◆ **Exercise prompt**: Drop the pictures from the entries below, then reproduce the rest exactly.

—————

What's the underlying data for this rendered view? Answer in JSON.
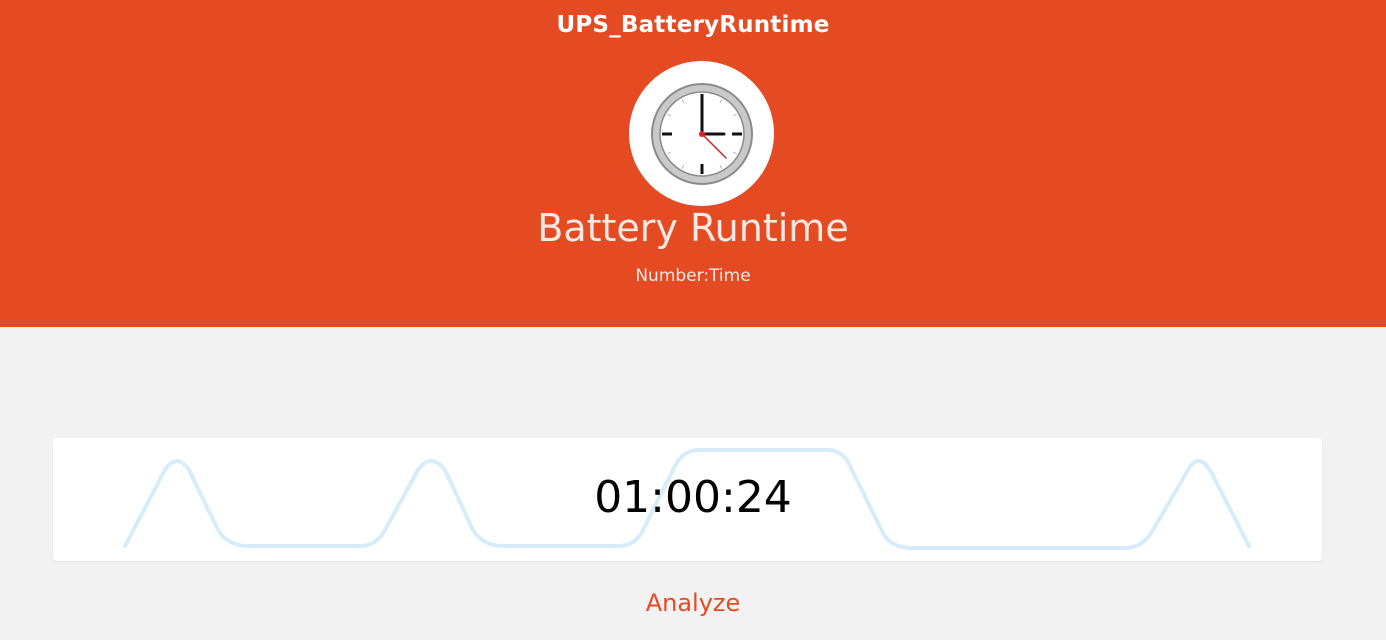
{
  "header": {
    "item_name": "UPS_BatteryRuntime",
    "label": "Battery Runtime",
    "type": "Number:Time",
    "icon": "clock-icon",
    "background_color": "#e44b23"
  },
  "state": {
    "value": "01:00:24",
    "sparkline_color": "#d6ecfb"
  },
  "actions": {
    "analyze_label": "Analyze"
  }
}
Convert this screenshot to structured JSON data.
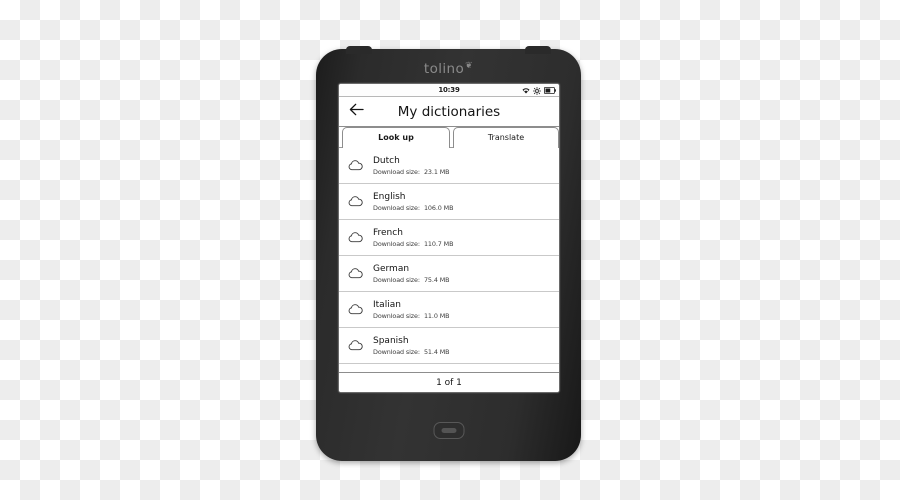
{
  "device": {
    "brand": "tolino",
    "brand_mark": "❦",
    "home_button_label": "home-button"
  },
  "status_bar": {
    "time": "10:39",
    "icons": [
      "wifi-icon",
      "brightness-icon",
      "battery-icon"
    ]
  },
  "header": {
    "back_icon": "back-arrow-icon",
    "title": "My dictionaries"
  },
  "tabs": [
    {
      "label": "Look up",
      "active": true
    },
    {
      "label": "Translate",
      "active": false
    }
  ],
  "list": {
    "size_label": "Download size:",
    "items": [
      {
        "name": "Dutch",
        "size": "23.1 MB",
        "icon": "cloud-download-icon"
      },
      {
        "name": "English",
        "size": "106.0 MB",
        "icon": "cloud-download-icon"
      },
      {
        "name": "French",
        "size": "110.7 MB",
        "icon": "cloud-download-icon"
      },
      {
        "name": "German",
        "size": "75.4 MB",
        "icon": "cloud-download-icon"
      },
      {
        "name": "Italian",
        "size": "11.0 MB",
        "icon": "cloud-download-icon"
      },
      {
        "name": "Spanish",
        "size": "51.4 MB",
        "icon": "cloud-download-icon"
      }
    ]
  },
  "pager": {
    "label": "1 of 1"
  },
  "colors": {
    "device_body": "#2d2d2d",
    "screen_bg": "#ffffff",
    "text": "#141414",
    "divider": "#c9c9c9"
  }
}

—————

◆ **The solution**:
What's the underlying data for this rendered view? Answer in JSON.
{
  "header": {
    "item_name": "UPS_BatteryRuntime",
    "label": "Battery Runtime",
    "type": "Number:Time",
    "icon": "clock-icon",
    "background_color": "#e44b23"
  },
  "state": {
    "value": "01:00:24",
    "sparkline_color": "#d6ecfb"
  },
  "actions": {
    "analyze_label": "Analyze"
  }
}
Convert this screenshot to structured JSON data.
{
  "device": {
    "brand": "tolino",
    "brand_mark": "❦",
    "home_button_label": "home-button"
  },
  "status_bar": {
    "time": "10:39",
    "icons": [
      "wifi-icon",
      "brightness-icon",
      "battery-icon"
    ]
  },
  "header": {
    "back_icon": "back-arrow-icon",
    "title": "My dictionaries"
  },
  "tabs": [
    {
      "label": "Look up",
      "active": true
    },
    {
      "label": "Translate",
      "active": false
    }
  ],
  "list": {
    "size_label": "Download size:",
    "items": [
      {
        "name": "Dutch",
        "size": "23.1 MB",
        "icon": "cloud-download-icon"
      },
      {
        "name": "English",
        "size": "106.0 MB",
        "icon": "cloud-download-icon"
      },
      {
        "name": "French",
        "size": "110.7 MB",
        "icon": "cloud-download-icon"
      },
      {
        "name": "German",
        "size": "75.4 MB",
        "icon": "cloud-download-icon"
      },
      {
        "name": "Italian",
        "size": "11.0 MB",
        "icon": "cloud-download-icon"
      },
      {
        "name": "Spanish",
        "size": "51.4 MB",
        "icon": "cloud-download-icon"
      }
    ]
  },
  "pager": {
    "label": "1 of 1"
  },
  "colors": {
    "device_body": "#2d2d2d",
    "screen_bg": "#ffffff",
    "text": "#141414",
    "divider": "#c9c9c9"
  }
}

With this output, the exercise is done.